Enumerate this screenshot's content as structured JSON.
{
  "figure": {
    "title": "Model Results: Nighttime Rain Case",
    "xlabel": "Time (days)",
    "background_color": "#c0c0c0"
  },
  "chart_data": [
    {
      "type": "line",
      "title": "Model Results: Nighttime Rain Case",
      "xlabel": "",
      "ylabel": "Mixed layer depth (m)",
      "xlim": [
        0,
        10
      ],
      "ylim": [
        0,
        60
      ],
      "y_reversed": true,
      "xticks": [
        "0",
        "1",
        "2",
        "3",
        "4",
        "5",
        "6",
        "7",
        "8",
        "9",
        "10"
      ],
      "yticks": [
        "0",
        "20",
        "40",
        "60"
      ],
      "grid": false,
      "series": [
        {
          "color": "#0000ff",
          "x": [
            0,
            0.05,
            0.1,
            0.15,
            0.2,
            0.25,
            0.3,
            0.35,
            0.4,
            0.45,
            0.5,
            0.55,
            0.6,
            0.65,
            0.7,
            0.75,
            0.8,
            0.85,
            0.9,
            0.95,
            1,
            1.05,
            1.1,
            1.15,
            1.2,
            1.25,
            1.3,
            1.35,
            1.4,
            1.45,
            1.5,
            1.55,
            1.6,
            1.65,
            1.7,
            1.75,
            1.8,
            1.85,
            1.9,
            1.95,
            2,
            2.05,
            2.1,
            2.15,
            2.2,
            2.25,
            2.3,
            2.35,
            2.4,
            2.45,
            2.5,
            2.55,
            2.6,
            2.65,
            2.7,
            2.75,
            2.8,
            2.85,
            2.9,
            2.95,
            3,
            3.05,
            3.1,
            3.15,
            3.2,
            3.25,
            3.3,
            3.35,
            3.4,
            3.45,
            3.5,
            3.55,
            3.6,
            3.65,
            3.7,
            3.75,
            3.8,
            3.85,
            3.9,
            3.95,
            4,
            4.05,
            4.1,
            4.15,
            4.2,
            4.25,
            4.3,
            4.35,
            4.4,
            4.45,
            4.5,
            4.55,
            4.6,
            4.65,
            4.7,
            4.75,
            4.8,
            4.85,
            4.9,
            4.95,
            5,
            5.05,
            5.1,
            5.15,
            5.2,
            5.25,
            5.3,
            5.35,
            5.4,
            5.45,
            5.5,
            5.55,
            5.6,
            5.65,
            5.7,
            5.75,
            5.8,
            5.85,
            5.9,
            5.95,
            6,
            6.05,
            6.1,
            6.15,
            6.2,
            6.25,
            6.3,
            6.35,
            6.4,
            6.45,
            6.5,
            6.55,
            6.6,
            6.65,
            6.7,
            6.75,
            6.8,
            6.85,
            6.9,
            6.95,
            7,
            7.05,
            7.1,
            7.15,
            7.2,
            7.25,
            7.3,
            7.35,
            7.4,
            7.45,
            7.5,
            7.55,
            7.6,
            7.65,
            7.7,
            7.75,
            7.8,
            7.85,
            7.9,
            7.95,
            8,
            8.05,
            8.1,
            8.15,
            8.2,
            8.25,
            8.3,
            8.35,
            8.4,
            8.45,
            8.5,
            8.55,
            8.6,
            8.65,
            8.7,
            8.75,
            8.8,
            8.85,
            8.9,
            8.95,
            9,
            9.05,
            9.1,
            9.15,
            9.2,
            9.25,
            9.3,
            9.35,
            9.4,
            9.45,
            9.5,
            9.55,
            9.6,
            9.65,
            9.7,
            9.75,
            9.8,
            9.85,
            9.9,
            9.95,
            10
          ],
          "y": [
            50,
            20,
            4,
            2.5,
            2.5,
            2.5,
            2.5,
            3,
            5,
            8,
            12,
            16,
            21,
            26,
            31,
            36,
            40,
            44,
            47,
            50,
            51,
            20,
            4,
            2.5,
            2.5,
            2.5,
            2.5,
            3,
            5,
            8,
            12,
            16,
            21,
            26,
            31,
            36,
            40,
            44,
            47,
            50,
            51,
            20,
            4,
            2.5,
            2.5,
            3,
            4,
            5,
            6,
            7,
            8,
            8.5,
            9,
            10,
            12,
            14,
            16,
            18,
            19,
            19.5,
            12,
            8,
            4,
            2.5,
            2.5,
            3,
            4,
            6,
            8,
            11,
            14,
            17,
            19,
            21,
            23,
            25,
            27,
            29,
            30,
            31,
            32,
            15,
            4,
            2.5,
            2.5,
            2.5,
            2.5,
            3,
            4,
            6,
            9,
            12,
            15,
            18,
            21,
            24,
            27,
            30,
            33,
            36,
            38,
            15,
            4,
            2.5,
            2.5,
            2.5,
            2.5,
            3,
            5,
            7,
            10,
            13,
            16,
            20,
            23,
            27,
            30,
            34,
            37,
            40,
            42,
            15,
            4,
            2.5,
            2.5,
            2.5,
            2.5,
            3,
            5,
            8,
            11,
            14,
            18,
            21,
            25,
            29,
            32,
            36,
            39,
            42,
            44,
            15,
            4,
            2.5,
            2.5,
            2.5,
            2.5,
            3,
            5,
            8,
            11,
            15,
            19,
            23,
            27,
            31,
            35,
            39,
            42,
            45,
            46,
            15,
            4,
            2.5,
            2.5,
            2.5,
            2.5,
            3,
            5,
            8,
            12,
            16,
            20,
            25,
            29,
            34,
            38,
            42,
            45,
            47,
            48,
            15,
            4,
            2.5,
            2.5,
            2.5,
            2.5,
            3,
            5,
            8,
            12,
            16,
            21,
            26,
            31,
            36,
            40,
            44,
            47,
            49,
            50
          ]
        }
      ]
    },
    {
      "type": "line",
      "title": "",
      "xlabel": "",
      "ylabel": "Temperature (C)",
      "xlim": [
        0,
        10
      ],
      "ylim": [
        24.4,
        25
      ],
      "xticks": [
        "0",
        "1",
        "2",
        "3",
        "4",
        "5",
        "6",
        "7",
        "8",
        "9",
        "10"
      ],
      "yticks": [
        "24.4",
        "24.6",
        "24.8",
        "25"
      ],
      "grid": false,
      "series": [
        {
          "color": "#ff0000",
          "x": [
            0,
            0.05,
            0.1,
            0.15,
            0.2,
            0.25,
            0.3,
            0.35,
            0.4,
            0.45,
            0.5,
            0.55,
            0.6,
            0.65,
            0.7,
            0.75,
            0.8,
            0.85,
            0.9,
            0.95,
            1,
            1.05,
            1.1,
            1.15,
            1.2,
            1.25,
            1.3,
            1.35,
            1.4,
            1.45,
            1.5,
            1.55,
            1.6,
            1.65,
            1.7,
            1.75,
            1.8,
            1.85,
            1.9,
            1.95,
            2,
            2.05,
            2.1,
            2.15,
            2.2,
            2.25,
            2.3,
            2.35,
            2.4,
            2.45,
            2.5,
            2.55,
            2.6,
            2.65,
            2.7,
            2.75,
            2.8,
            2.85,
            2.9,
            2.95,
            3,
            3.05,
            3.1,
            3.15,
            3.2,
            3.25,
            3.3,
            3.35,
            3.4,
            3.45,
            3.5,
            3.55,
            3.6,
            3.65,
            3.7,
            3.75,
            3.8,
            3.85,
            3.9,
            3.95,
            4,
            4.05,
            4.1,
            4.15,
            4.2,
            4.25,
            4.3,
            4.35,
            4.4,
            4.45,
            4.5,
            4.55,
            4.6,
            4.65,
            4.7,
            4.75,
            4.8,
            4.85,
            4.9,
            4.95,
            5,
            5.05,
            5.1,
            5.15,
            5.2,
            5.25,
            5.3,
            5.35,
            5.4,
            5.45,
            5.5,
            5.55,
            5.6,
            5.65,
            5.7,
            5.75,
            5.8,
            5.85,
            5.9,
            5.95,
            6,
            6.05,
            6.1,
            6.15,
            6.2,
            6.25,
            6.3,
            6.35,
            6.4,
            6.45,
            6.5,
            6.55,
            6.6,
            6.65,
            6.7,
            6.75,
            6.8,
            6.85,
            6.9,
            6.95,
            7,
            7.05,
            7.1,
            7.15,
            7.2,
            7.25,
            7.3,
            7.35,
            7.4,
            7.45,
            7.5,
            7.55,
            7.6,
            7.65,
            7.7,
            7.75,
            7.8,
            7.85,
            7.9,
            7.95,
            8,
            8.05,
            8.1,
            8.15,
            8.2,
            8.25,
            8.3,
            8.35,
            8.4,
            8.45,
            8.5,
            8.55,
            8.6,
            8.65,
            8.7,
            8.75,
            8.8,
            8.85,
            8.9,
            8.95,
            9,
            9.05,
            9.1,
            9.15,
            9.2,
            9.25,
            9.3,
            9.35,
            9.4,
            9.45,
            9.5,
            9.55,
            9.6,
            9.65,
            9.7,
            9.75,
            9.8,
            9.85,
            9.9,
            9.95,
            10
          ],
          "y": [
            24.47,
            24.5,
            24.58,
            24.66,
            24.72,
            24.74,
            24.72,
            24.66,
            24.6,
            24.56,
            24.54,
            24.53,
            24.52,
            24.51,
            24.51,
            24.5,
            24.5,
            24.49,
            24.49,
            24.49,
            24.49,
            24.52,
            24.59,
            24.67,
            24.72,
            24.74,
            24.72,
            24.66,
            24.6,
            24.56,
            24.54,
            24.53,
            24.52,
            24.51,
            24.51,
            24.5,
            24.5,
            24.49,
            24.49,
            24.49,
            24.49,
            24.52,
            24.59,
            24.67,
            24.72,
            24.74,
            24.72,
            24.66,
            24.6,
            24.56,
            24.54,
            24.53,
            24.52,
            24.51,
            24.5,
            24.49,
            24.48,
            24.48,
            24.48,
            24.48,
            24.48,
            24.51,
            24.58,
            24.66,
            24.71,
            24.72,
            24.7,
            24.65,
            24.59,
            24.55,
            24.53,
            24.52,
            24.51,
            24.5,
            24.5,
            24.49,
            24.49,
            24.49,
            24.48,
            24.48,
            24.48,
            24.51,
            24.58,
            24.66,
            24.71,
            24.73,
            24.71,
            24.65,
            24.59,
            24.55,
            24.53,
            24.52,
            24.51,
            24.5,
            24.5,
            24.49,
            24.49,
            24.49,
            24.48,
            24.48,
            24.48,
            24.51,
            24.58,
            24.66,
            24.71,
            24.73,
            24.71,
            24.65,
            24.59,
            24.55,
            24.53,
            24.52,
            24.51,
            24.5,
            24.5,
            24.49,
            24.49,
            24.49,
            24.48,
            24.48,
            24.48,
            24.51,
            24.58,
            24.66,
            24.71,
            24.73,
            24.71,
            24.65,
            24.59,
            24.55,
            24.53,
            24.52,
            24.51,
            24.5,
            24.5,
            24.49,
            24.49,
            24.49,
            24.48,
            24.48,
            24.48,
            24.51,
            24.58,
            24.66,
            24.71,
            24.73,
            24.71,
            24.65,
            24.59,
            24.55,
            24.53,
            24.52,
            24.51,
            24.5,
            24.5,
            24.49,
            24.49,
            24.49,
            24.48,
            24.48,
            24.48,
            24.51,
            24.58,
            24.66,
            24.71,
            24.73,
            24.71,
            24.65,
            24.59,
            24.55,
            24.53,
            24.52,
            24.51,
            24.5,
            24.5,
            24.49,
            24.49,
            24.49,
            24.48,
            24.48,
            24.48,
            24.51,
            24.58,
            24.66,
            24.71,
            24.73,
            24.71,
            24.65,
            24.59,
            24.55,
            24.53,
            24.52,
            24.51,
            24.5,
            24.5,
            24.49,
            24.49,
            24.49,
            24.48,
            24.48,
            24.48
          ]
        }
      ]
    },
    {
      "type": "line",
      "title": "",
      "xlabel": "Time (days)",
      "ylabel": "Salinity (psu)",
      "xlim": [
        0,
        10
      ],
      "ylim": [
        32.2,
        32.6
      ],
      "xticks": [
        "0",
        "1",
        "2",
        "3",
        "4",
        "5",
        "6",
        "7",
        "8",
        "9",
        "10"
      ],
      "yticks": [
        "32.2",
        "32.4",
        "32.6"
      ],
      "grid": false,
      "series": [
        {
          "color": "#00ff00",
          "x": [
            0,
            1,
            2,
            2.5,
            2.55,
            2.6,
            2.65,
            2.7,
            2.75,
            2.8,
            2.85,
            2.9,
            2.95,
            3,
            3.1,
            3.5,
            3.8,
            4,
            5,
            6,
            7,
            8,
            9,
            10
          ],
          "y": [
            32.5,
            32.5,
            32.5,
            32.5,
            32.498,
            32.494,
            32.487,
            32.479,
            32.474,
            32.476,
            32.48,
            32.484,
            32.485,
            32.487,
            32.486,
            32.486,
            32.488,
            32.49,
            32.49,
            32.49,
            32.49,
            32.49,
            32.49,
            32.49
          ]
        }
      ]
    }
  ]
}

_ _ _ _ _

• _TASK PROMPT_:
Your answer should be a single number: how many lines in the data above include "xlabel"?

• _SOLVED PROBLEM_:
4